Set task: In the copy, include every entry exactly but none of the images.

— begin Data for the task —

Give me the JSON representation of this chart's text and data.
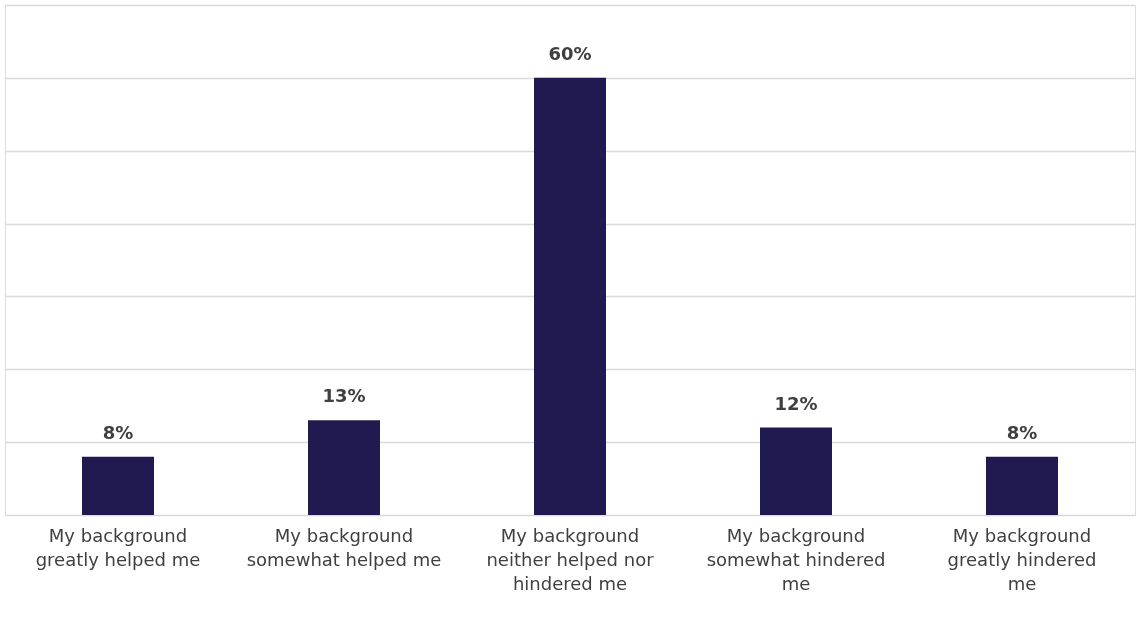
{
  "chart_data": {
    "type": "bar",
    "categories": [
      "My background greatly helped me",
      "My background somewhat helped me",
      "My background neither helped nor hindered me",
      "My background somewhat hindered me",
      "My background greatly hindered me"
    ],
    "values": [
      8,
      13,
      60,
      12,
      8
    ],
    "color": "#201a50",
    "value_labels": [
      "8%",
      "13%",
      "60%",
      "12%",
      "8%"
    ],
    "ylim": [
      0,
      70
    ],
    "yticks": [
      {
        "value": 0,
        "label": null
      },
      {
        "value": 10,
        "label": null
      },
      {
        "value": 20,
        "label": null
      },
      {
        "value": 30,
        "label": null
      },
      {
        "value": 40,
        "label": null
      },
      {
        "value": 50,
        "label": null
      },
      {
        "value": 60,
        "label": null
      },
      {
        "value": 70,
        "label": null
      }
    ],
    "grid": "y",
    "tick_labels": "x"
  }
}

— end Data for the task —

Exercise answer:
Give me the JSON representation of this chart's text and data.
{
  "chart_data": {
    "type": "bar",
    "categories": [
      "My background greatly helped me",
      "My background somewhat helped me",
      "My background neither helped nor hindered me",
      "My background somewhat hindered me",
      "My background greatly hindered me"
    ],
    "values": [
      8,
      13,
      60,
      12,
      8
    ],
    "color": "#201a50",
    "value_labels": [
      "8%",
      "13%",
      "60%",
      "12%",
      "8%"
    ],
    "ylim": [
      0,
      70
    ],
    "yticks": [
      {
        "value": 0,
        "label": null
      },
      {
        "value": 10,
        "label": null
      },
      {
        "value": 20,
        "label": null
      },
      {
        "value": 30,
        "label": null
      },
      {
        "value": 40,
        "label": null
      },
      {
        "value": 50,
        "label": null
      },
      {
        "value": 60,
        "label": null
      },
      {
        "value": 70,
        "label": null
      }
    ],
    "grid": "y",
    "tick_labels": "x"
  }
}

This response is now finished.